[Lines of data]
--------
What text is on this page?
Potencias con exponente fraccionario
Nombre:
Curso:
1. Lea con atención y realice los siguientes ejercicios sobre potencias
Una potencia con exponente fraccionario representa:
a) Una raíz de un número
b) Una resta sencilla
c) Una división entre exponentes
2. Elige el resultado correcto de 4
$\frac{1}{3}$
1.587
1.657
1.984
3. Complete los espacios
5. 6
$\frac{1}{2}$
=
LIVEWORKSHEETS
--------
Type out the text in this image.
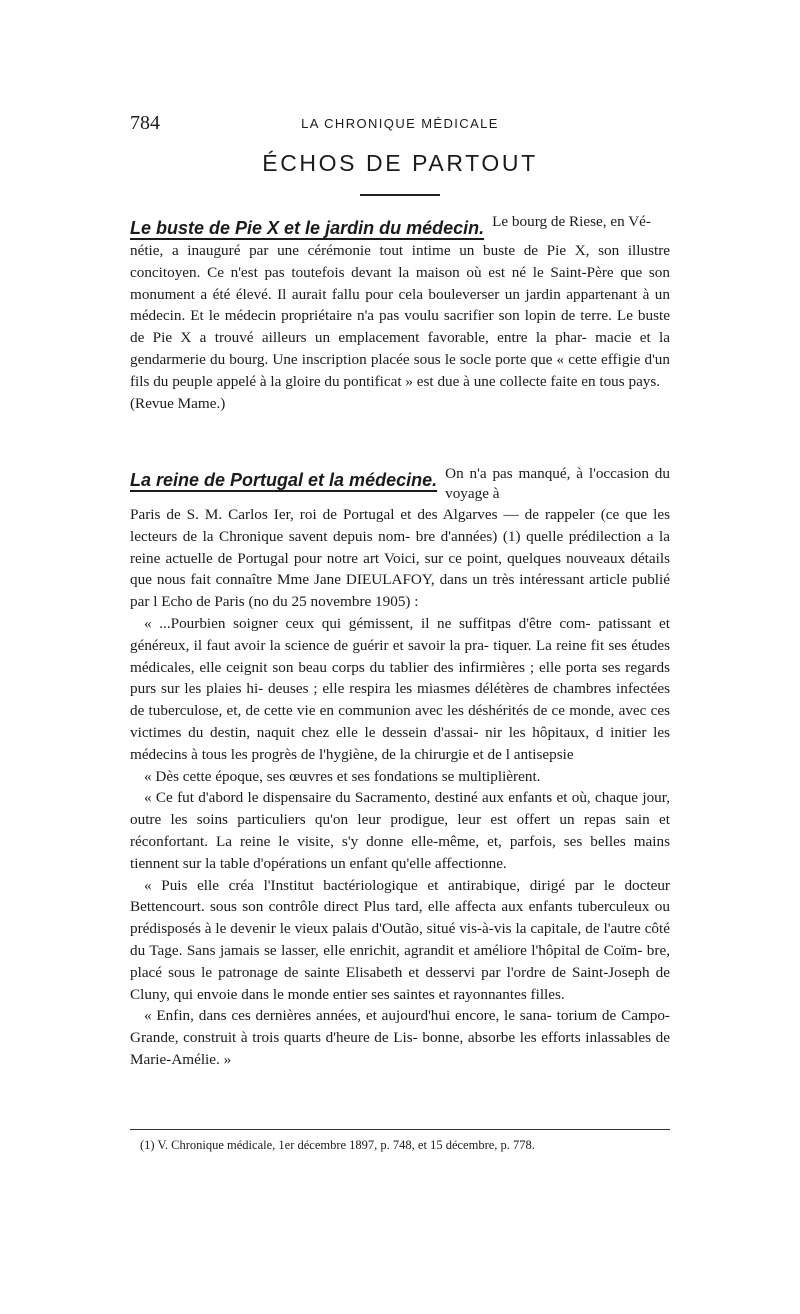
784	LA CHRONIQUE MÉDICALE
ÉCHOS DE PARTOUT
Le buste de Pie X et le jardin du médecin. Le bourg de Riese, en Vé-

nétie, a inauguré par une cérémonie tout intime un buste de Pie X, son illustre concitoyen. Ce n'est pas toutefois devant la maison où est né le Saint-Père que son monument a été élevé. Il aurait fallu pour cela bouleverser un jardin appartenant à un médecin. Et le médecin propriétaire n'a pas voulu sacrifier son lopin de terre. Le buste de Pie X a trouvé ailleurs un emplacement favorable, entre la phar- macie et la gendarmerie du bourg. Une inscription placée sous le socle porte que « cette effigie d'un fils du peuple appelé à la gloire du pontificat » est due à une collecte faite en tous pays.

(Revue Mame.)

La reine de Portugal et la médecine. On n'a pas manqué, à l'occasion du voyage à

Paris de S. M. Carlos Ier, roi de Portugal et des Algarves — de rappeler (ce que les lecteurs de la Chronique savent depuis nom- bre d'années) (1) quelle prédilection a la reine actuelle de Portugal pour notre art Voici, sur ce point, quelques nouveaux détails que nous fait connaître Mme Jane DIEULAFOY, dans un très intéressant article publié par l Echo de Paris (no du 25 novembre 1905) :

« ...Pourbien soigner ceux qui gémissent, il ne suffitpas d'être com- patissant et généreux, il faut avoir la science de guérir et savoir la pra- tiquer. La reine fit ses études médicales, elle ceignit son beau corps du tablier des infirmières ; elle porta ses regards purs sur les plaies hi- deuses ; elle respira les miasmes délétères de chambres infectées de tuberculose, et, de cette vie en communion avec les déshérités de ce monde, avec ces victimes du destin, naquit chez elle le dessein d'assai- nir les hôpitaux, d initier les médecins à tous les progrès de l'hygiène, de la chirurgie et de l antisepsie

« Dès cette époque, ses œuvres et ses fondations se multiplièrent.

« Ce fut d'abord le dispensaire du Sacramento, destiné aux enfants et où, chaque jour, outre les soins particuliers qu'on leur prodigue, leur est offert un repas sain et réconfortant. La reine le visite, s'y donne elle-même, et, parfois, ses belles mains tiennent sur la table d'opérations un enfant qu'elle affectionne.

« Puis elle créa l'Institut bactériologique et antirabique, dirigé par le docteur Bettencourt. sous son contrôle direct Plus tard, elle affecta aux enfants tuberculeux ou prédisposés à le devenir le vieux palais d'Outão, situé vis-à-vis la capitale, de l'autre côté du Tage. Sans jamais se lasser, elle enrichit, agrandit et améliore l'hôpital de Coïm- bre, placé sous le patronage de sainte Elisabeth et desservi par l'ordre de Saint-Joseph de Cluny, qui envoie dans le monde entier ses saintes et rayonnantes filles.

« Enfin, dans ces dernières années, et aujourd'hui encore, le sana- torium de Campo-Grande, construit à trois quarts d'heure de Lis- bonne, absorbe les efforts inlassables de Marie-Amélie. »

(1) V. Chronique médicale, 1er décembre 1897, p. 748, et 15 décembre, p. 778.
--------
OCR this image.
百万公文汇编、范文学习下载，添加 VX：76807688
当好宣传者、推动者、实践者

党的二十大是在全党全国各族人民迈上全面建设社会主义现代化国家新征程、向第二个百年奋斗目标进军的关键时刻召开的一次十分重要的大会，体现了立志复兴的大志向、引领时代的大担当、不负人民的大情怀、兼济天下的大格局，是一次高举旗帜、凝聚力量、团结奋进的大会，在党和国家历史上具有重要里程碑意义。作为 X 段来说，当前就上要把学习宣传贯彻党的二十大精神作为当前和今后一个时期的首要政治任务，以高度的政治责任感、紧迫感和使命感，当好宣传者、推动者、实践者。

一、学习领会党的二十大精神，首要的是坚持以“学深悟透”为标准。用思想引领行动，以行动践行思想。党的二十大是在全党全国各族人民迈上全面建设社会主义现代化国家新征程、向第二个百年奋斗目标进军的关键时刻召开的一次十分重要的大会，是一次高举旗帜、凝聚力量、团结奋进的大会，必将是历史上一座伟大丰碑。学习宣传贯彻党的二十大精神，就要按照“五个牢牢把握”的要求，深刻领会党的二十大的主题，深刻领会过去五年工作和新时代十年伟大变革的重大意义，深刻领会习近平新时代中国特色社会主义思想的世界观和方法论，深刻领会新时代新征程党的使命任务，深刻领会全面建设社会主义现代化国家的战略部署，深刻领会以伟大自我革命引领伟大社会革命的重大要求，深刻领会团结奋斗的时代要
--------
• _Request_:
Show every line where the string "Portugal" appears.

• _Task answer_:
La reine de Portugal et la médecine. On n'a pas manqué, à l'occasion du voyage à
Paris de S. M. Carlos Ier, roi de Portugal et des Algarves — de rappeler (ce que les lecteurs de la Chronique savent depuis nom- bre d'années) (1) quelle prédilection a la reine actuelle de Portugal pour notre art Voici, sur ce point, quelques nouveaux détails que nous fait connaître Mme Jane DIEULAFOY, dans un très intéressant article publié par l Echo de Paris (no du 25 novembre 1905) :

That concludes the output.